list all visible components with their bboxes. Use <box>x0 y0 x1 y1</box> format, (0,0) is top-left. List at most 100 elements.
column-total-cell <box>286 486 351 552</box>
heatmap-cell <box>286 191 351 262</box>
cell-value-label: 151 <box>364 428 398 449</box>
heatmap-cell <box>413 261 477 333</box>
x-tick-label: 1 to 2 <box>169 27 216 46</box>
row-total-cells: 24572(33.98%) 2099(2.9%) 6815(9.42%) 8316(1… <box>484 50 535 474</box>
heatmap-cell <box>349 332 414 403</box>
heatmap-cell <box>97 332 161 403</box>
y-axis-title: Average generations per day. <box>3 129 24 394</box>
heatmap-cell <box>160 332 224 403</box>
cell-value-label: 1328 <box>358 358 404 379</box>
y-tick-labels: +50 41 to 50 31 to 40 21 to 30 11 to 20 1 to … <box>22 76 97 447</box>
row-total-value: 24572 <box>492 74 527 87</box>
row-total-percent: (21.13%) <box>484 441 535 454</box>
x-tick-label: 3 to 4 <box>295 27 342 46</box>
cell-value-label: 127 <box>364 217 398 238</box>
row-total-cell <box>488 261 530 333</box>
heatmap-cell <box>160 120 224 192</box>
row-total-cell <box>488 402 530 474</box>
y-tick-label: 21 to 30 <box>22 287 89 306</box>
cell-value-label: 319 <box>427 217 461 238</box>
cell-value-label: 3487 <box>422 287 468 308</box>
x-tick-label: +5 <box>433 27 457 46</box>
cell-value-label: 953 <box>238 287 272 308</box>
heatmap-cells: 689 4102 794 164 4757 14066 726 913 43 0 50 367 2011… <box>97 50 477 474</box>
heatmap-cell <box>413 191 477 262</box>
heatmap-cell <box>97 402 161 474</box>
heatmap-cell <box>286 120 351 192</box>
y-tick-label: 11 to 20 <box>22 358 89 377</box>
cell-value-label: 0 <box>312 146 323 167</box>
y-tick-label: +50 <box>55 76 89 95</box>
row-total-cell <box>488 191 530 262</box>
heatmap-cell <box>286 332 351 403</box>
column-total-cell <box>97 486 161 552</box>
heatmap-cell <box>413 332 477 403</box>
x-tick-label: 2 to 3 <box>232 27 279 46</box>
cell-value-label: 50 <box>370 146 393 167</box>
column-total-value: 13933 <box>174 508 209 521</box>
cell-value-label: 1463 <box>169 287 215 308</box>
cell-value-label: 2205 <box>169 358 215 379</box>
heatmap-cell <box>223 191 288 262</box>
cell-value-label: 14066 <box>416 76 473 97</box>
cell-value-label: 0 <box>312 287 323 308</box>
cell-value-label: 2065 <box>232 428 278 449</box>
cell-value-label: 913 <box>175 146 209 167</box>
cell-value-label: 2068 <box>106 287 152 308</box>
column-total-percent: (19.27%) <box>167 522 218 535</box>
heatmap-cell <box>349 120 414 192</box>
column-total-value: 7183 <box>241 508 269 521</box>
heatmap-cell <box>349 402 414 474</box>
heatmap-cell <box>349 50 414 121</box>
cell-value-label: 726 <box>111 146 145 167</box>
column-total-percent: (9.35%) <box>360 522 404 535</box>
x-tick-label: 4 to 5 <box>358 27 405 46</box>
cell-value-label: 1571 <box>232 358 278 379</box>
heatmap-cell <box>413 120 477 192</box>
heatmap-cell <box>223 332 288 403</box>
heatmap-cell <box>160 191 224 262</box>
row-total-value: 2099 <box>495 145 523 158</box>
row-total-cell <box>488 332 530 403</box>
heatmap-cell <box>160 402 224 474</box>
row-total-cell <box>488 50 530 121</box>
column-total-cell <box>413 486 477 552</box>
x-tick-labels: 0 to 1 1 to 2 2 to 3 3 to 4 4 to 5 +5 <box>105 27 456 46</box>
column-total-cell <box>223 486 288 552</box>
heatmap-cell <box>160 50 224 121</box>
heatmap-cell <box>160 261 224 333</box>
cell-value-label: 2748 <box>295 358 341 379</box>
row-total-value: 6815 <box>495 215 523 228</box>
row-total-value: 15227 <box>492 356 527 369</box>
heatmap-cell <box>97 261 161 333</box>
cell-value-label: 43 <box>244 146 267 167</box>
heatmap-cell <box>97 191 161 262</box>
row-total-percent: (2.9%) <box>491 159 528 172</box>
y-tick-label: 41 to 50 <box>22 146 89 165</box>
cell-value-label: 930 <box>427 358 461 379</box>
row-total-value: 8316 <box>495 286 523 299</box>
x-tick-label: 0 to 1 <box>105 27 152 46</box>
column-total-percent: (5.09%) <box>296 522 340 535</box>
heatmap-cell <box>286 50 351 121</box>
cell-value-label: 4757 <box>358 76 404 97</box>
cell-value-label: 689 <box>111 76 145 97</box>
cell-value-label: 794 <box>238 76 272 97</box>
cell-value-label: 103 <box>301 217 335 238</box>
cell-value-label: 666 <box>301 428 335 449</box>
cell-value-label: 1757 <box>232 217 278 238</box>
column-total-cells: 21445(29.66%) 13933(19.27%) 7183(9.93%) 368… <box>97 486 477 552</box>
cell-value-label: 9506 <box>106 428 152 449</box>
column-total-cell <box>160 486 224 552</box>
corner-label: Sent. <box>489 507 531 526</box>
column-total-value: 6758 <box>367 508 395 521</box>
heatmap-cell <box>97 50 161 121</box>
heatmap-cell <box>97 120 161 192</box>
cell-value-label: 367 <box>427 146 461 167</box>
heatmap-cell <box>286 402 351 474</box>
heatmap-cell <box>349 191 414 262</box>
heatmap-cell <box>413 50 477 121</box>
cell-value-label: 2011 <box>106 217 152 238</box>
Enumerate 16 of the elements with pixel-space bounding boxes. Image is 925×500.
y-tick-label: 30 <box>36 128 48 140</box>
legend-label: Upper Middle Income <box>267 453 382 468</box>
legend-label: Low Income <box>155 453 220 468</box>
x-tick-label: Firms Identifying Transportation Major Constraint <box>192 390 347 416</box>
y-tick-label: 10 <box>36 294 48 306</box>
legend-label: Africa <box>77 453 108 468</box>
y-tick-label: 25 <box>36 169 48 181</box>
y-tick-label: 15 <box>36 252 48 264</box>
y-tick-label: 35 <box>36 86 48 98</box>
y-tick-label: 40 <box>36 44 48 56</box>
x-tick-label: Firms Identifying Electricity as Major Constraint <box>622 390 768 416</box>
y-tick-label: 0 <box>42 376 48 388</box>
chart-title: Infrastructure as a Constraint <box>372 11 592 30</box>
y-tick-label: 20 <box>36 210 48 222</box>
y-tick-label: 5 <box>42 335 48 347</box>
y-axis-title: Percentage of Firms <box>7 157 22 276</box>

» **SET EXERCISE**: Turn the lines, starting at the first one and ending at the line that contains "heatmap-cell <box>413 261 477 333</box>", into a JSON list with one string per line, leaving out any blank lines.

» **REPLY TO THE TASK**:
[
  "list all visible components with their bboxes. Use <box>x0 y0 x1 y1</box> format, (0,0) is top-left. List at most 100 elements.",
  "column-total-cell <box>286 486 351 552</box>",
  "heatmap-cell <box>286 191 351 262</box>",
  "cell-value-label: 151 <box>364 428 398 449</box>",
  "heatmap-cell <box>413 261 477 333</box>"
]